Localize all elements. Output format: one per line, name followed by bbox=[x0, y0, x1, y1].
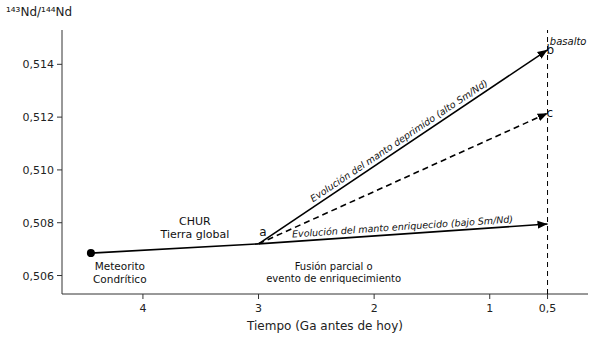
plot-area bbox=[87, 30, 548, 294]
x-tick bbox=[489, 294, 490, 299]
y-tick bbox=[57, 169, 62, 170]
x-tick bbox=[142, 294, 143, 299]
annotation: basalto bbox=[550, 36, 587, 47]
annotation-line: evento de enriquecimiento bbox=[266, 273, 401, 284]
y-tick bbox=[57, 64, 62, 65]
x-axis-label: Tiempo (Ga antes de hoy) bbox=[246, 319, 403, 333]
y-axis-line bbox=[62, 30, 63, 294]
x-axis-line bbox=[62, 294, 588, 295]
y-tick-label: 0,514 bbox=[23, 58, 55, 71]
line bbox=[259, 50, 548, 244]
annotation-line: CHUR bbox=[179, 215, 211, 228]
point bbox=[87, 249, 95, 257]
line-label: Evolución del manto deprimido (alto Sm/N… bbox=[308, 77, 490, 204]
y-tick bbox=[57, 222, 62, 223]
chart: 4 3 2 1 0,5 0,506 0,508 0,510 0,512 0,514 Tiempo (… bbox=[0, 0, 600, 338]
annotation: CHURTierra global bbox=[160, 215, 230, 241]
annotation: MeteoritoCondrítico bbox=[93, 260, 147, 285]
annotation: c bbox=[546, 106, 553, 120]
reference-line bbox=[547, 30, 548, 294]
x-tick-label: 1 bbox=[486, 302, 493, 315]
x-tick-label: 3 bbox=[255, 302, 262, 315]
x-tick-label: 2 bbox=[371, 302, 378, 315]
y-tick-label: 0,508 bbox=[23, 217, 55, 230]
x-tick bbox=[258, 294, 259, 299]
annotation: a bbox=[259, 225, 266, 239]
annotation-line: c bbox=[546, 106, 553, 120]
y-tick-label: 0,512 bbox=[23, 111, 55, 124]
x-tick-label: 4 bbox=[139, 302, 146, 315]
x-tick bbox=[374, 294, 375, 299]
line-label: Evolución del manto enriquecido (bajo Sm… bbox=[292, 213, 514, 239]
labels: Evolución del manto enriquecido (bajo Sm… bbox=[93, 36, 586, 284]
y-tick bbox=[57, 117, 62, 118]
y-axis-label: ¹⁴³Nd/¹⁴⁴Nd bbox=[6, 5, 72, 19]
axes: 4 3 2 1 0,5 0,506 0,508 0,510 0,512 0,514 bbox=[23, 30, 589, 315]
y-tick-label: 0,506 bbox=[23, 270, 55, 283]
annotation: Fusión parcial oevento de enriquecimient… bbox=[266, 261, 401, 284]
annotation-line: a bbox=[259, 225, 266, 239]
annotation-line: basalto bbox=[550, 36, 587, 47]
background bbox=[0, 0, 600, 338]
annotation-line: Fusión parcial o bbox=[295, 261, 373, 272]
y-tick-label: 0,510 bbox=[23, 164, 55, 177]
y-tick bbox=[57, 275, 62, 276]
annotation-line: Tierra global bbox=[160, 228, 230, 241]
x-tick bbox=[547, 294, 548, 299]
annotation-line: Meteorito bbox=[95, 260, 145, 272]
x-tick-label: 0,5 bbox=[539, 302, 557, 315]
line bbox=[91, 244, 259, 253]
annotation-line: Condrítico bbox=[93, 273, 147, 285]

* * *

**Short problem**:
Reproduce without alteration the lines of the records, starting with the line containing "plot-area bbox=[87, 30, 548, 294]" and continuing through the line containing "x-axis-label: Tiempo (Ga", both lines included.

**Completed exercise**:
plot-area bbox=[87, 30, 548, 294]
x-tick bbox=[489, 294, 490, 299]
y-tick bbox=[57, 169, 62, 170]
x-tick bbox=[142, 294, 143, 299]
annotation: basalto bbox=[550, 36, 587, 47]
annotation-line: evento de enriquecimiento bbox=[266, 273, 401, 284]
y-tick bbox=[57, 64, 62, 65]
x-axis-label: Tiempo (Ga antes de hoy) bbox=[246, 319, 403, 333]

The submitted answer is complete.